Record set>
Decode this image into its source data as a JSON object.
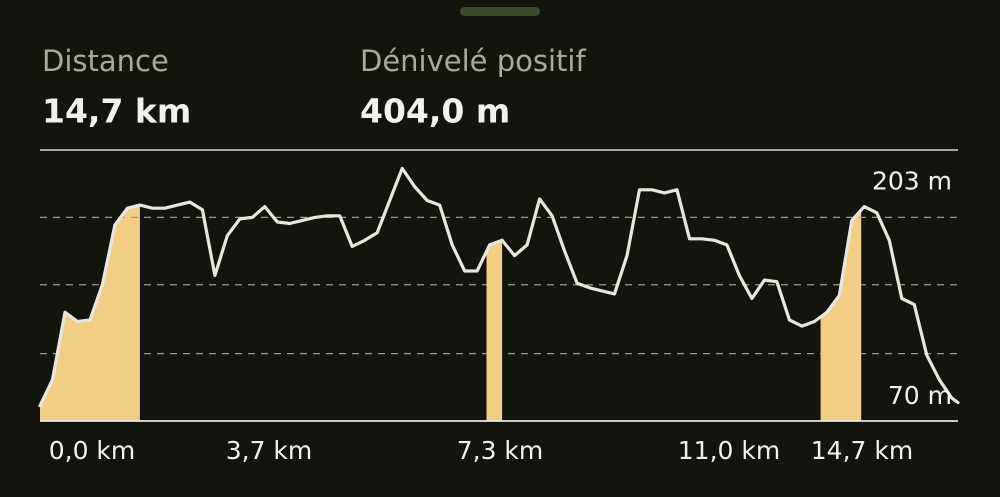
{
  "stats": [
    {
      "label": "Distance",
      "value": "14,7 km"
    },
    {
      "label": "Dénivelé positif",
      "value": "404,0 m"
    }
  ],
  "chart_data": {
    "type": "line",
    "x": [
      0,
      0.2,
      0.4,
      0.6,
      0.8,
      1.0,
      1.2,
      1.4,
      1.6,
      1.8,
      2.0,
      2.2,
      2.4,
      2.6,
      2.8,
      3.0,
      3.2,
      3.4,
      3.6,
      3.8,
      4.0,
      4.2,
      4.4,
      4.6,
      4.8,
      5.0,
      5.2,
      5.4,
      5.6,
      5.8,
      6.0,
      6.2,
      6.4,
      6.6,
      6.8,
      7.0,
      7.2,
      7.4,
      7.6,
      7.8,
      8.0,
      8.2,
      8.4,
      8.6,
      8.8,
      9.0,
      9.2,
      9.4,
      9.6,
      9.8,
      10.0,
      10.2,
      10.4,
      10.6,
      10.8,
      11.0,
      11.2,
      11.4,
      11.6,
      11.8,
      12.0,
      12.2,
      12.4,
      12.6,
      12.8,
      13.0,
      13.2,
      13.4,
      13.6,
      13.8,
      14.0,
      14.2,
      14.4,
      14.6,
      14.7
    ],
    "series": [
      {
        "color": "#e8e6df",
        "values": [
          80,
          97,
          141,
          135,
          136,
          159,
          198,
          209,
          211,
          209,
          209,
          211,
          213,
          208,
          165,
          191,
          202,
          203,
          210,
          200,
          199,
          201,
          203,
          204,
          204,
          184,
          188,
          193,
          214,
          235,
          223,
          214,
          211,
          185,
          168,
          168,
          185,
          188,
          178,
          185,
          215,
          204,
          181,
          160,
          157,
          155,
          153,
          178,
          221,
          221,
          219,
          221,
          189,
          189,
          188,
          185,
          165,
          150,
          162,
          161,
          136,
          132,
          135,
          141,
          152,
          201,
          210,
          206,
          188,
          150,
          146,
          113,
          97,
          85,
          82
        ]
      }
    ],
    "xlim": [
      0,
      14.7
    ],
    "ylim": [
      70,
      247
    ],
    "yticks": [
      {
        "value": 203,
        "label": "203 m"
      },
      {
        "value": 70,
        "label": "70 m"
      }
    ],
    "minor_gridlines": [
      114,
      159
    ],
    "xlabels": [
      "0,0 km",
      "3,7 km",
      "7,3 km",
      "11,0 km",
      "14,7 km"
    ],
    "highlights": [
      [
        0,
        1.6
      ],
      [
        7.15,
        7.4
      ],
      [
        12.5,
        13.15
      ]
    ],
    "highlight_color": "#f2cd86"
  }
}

==

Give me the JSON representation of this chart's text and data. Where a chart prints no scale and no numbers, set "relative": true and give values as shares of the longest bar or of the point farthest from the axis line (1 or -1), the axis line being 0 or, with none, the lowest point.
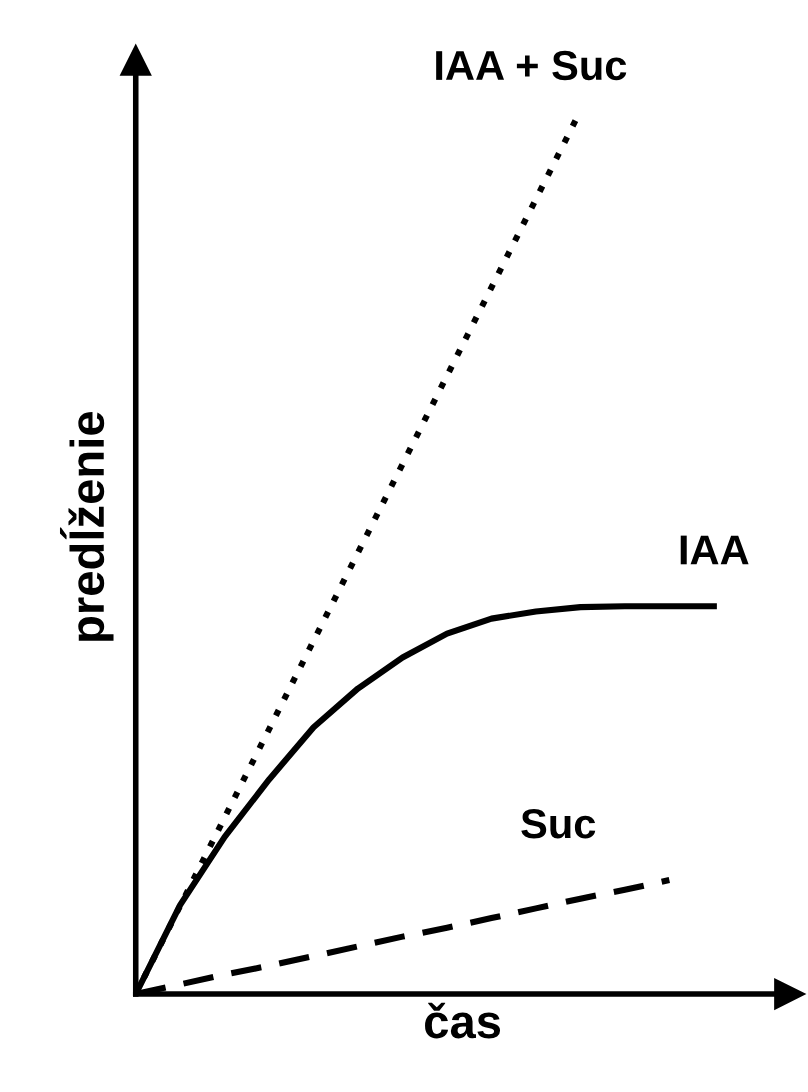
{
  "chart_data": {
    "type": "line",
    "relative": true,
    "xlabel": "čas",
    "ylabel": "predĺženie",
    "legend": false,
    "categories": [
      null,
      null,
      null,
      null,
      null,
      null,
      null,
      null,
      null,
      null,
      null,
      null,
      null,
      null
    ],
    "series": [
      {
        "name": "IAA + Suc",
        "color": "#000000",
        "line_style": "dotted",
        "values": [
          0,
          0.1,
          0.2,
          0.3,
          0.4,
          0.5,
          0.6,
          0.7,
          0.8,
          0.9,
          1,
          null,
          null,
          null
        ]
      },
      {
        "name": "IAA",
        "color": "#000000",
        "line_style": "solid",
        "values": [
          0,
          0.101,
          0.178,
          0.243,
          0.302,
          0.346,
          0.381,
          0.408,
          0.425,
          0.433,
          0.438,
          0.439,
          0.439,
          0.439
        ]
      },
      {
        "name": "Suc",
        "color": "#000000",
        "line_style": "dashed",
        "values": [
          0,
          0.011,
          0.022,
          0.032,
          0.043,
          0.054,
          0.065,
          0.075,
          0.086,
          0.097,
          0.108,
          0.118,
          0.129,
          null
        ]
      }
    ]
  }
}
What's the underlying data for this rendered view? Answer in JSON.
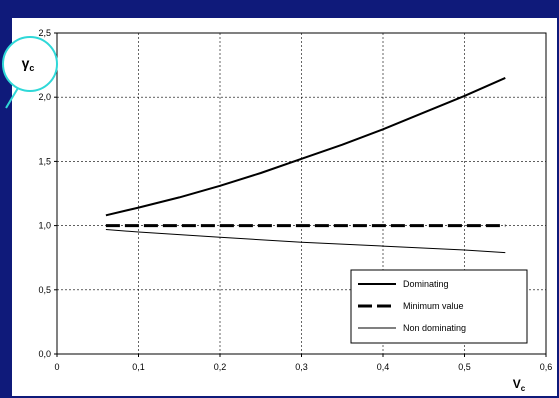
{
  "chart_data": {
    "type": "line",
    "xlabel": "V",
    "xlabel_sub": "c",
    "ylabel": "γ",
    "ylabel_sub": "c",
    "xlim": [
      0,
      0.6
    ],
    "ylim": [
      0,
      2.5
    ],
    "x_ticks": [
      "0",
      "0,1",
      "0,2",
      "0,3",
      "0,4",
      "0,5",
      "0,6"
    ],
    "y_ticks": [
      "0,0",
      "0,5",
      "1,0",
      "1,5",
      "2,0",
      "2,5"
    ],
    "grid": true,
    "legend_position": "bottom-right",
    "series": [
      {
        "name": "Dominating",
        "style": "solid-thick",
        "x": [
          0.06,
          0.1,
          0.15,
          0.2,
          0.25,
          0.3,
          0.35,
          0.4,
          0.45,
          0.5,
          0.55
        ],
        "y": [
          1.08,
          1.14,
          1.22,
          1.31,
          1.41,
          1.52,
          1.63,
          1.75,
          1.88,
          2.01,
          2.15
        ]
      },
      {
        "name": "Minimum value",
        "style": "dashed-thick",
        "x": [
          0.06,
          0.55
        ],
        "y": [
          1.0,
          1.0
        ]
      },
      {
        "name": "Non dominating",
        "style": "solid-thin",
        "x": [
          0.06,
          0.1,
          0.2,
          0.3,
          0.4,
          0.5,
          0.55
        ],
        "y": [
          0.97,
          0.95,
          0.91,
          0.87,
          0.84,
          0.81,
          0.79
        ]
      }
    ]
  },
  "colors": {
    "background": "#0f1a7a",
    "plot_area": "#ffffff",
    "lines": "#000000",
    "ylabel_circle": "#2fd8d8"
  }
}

* * *

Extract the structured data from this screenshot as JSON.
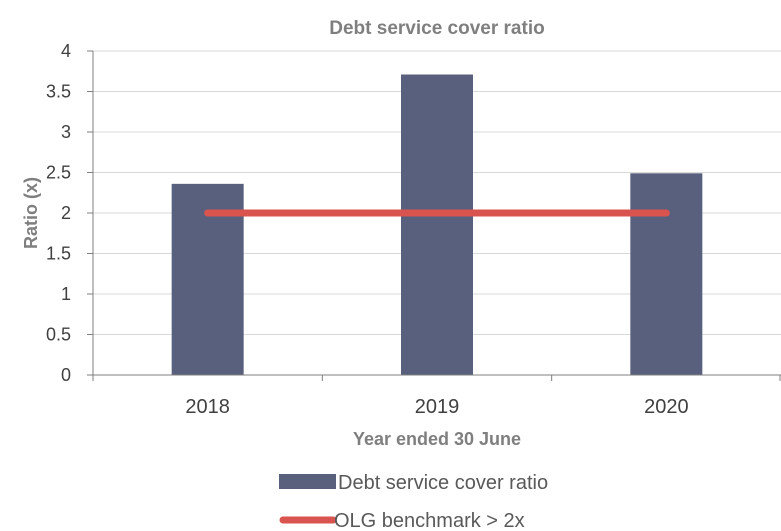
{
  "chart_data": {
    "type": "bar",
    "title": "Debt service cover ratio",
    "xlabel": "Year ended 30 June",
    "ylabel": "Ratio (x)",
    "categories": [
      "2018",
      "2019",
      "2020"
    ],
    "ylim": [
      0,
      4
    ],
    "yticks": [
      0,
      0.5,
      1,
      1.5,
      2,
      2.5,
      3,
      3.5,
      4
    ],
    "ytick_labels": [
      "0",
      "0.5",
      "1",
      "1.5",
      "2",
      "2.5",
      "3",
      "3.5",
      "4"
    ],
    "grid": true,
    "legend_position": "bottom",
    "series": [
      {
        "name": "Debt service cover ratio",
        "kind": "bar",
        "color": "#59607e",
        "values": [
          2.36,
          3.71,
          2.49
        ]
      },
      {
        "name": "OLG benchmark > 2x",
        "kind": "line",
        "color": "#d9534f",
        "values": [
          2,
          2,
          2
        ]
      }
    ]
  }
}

What you should do> Pull out all lines containing the word "thick" from the entries above.

Final answer>
        "style": "solid-thick",
        "style": "dashed-thick",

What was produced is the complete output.